--- DATA FOR PROCESSING ---

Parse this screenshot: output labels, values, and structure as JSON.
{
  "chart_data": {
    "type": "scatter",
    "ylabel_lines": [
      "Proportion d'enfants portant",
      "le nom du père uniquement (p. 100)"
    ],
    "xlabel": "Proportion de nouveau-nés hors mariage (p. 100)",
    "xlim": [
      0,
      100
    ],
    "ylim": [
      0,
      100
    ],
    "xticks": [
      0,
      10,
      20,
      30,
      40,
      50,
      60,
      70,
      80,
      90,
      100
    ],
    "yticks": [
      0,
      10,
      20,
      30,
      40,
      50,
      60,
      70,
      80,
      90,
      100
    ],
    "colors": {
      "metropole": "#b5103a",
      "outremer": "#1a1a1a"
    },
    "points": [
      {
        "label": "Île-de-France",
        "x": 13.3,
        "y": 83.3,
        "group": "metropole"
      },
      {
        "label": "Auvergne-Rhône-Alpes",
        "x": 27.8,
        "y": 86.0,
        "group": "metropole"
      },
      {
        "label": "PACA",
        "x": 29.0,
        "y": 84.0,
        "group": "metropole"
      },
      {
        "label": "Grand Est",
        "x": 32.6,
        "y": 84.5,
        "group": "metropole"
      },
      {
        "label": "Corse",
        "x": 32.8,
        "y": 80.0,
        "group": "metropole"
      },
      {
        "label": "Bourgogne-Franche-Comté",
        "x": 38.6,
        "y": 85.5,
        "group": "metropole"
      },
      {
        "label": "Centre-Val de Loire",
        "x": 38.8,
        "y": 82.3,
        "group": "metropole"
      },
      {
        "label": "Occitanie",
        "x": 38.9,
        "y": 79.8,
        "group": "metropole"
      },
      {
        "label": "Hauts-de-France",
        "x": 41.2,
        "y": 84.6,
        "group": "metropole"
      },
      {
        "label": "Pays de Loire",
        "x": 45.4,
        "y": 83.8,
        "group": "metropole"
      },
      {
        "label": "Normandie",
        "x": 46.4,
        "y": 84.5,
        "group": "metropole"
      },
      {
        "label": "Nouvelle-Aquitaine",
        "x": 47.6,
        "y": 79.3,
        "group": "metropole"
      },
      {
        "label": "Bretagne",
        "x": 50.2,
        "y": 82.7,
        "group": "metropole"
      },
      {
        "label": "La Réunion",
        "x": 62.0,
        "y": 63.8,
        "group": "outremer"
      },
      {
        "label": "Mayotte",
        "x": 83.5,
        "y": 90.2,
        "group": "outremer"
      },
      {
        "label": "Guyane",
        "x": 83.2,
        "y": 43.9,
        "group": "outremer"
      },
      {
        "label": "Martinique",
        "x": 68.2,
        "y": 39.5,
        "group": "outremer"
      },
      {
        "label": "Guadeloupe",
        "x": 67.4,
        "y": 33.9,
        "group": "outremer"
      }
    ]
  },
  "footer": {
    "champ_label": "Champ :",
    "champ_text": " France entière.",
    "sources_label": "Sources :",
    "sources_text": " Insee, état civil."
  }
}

---

Select the lines in this material that hold the word "Loire", leaving none out.

        "label": "Centre-Val de Loire",
        "label": "Pays de Loire",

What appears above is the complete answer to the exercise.